Restate the entries below word for word, omitting nothing.

▶ Records provided

-=-=-

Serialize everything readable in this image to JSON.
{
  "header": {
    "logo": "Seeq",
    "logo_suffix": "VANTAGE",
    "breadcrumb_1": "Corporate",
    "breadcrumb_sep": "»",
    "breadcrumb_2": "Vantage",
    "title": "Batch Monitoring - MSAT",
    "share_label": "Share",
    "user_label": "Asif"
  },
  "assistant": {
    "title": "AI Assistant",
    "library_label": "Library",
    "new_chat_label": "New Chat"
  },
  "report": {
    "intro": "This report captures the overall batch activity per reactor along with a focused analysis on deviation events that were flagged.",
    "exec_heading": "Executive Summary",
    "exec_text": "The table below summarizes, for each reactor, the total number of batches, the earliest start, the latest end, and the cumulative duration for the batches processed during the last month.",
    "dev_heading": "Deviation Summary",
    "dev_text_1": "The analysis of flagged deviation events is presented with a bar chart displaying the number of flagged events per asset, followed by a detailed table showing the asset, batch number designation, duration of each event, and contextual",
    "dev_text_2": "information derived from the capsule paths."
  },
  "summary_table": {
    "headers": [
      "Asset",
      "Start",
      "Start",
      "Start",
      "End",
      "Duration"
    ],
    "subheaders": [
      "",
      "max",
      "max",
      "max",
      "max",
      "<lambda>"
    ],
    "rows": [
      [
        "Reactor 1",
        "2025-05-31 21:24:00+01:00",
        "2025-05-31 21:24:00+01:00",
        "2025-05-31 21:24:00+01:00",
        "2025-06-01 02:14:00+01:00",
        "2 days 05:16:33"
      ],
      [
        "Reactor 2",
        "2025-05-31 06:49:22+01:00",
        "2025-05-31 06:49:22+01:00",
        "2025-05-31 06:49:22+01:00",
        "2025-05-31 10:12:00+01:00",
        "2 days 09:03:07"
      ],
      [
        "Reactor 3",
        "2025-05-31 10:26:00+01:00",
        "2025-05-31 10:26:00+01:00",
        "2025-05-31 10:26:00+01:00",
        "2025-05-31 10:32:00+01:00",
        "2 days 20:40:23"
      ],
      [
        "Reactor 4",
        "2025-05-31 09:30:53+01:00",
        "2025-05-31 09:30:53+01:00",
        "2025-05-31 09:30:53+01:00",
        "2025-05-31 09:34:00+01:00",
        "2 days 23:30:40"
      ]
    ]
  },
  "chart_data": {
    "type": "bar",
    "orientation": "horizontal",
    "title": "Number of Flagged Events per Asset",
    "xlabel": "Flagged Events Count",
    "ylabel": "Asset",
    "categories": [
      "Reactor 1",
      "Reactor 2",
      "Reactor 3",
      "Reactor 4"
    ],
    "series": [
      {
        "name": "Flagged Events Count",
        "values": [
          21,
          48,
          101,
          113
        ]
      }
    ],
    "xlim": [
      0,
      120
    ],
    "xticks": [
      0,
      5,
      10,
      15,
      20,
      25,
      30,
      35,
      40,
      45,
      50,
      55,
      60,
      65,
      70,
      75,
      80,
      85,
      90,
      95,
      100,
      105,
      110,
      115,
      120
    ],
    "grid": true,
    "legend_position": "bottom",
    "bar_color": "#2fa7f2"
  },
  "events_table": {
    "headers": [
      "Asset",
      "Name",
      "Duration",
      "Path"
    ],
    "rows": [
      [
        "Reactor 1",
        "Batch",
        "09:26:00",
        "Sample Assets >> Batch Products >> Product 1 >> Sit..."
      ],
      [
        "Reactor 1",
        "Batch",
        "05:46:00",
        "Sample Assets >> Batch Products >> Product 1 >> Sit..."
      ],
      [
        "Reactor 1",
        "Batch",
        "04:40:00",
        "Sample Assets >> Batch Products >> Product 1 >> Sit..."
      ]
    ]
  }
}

-=-=-

▶ The result
Serialize everything readable in this image to JSON.
{
  "header": {
    "logo": "Seeq",
    "logo_suffix": "VANTAGE",
    "breadcrumb_1": "Corporate",
    "breadcrumb_sep": "»",
    "breadcrumb_2": "Vantage",
    "title": "Batch Monitoring - MSAT",
    "share_label": "Share",
    "user_label": "Asif"
  },
  "assistant": {
    "title": "AI Assistant",
    "library_label": "Library",
    "new_chat_label": "New Chat"
  },
  "report": {
    "intro": "This report captures the overall batch activity per reactor along with a focused analysis on deviation events that were flagged.",
    "exec_heading": "Executive Summary",
    "exec_text": "The table below summarizes, for each reactor, the total number of batches, the earliest start, the latest end, and the cumulative duration for the batches processed during the last month.",
    "dev_heading": "Deviation Summary",
    "dev_text_1": "The analysis of flagged deviation events is presented with a bar chart displaying the number of flagged events per asset, followed by a detailed table showing the asset, batch number designation, duration of each event, and contextual",
    "dev_text_2": "information derived from the capsule paths."
  },
  "summary_table": {
    "headers": [
      "Asset",
      "Start",
      "Start",
      "Start",
      "End",
      "Duration"
    ],
    "subheaders": [
      "",
      "max",
      "max",
      "max",
      "max",
      "<lambda>"
    ],
    "rows": [
      [
        "Reactor 1",
        "2025-05-31 21:24:00+01:00",
        "2025-05-31 21:24:00+01:00",
        "2025-05-31 21:24:00+01:00",
        "2025-06-01 02:14:00+01:00",
        "2 days 05:16:33"
      ],
      [
        "Reactor 2",
        "2025-05-31 06:49:22+01:00",
        "2025-05-31 06:49:22+01:00",
        "2025-05-31 06:49:22+01:00",
        "2025-05-31 10:12:00+01:00",
        "2 days 09:03:07"
      ],
      [
        "Reactor 3",
        "2025-05-31 10:26:00+01:00",
        "2025-05-31 10:26:00+01:00",
        "2025-05-31 10:26:00+01:00",
        "2025-05-31 10:32:00+01:00",
        "2 days 20:40:23"
      ],
      [
        "Reactor 4",
        "2025-05-31 09:30:53+01:00",
        "2025-05-31 09:30:53+01:00",
        "2025-05-31 09:30:53+01:00",
        "2025-05-31 09:34:00+01:00",
        "2 days 23:30:40"
      ]
    ]
  },
  "chart_data": {
    "type": "bar",
    "orientation": "horizontal",
    "title": "Number of Flagged Events per Asset",
    "xlabel": "Flagged Events Count",
    "ylabel": "Asset",
    "categories": [
      "Reactor 1",
      "Reactor 2",
      "Reactor 3",
      "Reactor 4"
    ],
    "series": [
      {
        "name": "Flagged Events Count",
        "values": [
          21,
          48,
          101,
          113
        ]
      }
    ],
    "xlim": [
      0,
      120
    ],
    "xticks": [
      0,
      5,
      10,
      15,
      20,
      25,
      30,
      35,
      40,
      45,
      50,
      55,
      60,
      65,
      70,
      75,
      80,
      85,
      90,
      95,
      100,
      105,
      110,
      115,
      120
    ],
    "grid": true,
    "legend_position": "bottom",
    "bar_color": "#2fa7f2"
  },
  "events_table": {
    "headers": [
      "Asset",
      "Name",
      "Duration",
      "Path"
    ],
    "rows": [
      [
        "Reactor 1",
        "Batch",
        "09:26:00",
        "Sample Assets >> Batch Products >> Product 1 >> Sit..."
      ],
      [
        "Reactor 1",
        "Batch",
        "05:46:00",
        "Sample Assets >> Batch Products >> Product 1 >> Sit..."
      ],
      [
        "Reactor 1",
        "Batch",
        "04:40:00",
        "Sample Assets >> Batch Products >> Product 1 >> Sit..."
      ]
    ]
  }
}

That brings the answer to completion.